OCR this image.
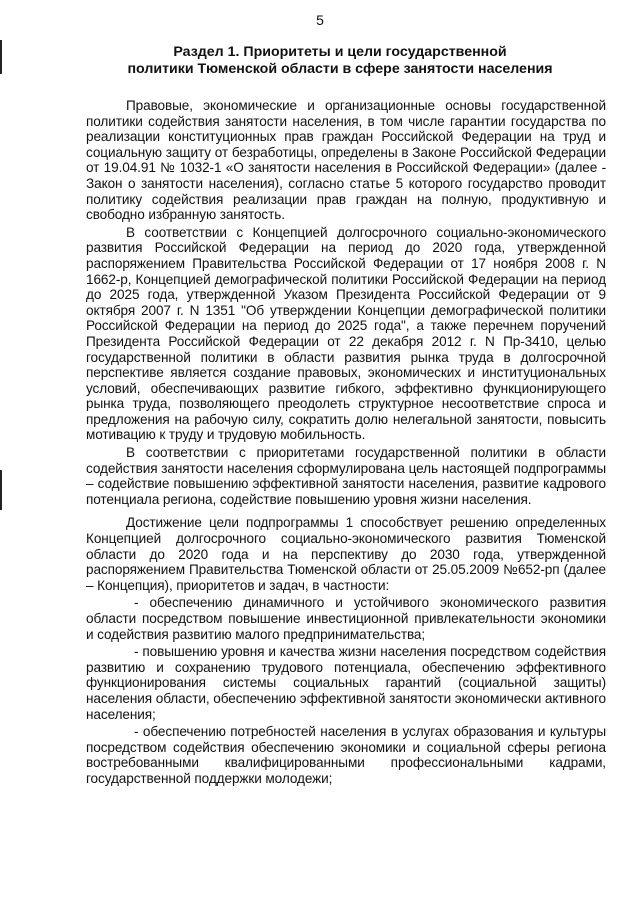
5
Раздел 1. Приоритеты и цели государственной
политики Тюменской области в сфере занятости населения

Правовые, экономические и организационные основы государственной политики содействия занятости населения, в том числе гарантии государства по реализации конституционных прав граждан Российской Федерации на труд и социальную защиту от безработицы, определены в Законе Российской Федерации от 19.04.91 № 1032-1 «О занятости населения в Российской Федерации» (далее - Закон о занятости населения), согласно статье 5 которого государство проводит политику содействия реализации прав граждан на полную, продуктивную и свободно избранную занятость.

В соответствии с Концепцией долгосрочного социально-экономического развития Российской Федерации на период до 2020 года, утвержденной распоряжением Правительства Российской Федерации от 17 ноября 2008 г. N 1662-р, Концепцией демографической политики Российской Федерации на период до 2025 года, утвержденной Указом Президента Российской Федерации от 9 октября 2007 г. N 1351 "Об утверждении Концепции демографической политики Российской Федерации на период до 2025 года", а также перечнем поручений Президента Российской Федерации от 22 декабря 2012 г. N Пр-3410, целью государственной политики в области развития рынка труда в долгосрочной перспективе является создание правовых, экономических и институциональных условий, обеспечивающих развитие гибкого, эффективно функционирующего рынка труда, позволяющего преодолеть структурное несоответствие спроса и предложения на рабочую силу, сократить долю нелегальной занятости, повысить мотивацию к труду и трудовую мобильность.

В соответствии с приоритетами государственной политики в области содействия занятости населения сформулирована цель настоящей подпрограммы – содействие повышению эффективной занятости населения, развитие кадрового потенциала региона, содействие повышению уровня жизни населения.

Достижение цели подпрограммы 1 способствует решению определенных Концепцией долгосрочного социально-экономического развития Тюменской области до 2020 года и на перспективу до 2030 года, утвержденной распоряжением Правительства Тюменской области от 25.05.2009 №652-рп (далее – Концепция), приоритетов и задач, в частности:

- обеспечению динамичного и устойчивого экономического развития области посредством повышение инвестиционной привлекательности экономики и содействия развитию малого предпринимательства;

- повышению уровня и качества жизни населения посредством содействия развитию и сохранению трудового потенциала, обеспечению эффективного функционирования системы социальных гарантий (социальной защиты) населения области, обеспечению эффективной занятости экономически активного населения;

- обеспечению потребностей населения в услугах образования и культуры посредством содействия обеспечению экономики и социальной сферы региона востребованными квалифицированными профессиональными кадрами, государственной поддержки молодежи;
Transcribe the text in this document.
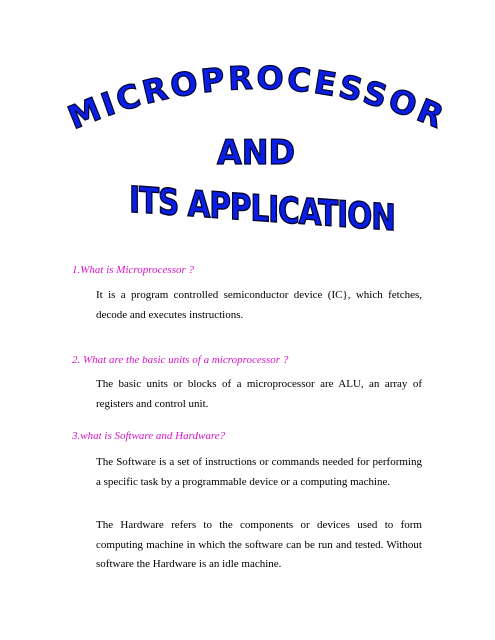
MICROPROCESSOR
AND
ITS APPLICATION
1.What is Microprocessor ?
It is a program controlled semiconductor device (IC}, which fetches, decode and executes instructions.
2. What are the basic units of a microprocessor ?
The basic units or blocks of a microprocessor are ALU, an array of registers and control unit.
3.what is Software and Hardware?
The Software is a set of instructions or commands needed for performing a specific task by a programmable device or a computing machine.
The Hardware refers to the components or devices used to form computing machine in which the software can be run and tested. Without software the Hardware is an idle machine.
==*==
_What you should do_: From the entries above, extract every line where the word "региона" appears.

_Task response_:
В соответствии с приоритетами государственной политики в области содействия занятости населения сформулирована цель настоящей подпрограммы – содействие повышению эффективной занятости населения, развитие кадрового потенциала региона, содействие повышению уровня жизни населения.
- обеспечению потребностей населения в услугах образования и культуры посредством содействия обеспечению экономики и социальной сферы региона востребованными квалифицированными профессиональными кадрами, государственной поддержки молодежи;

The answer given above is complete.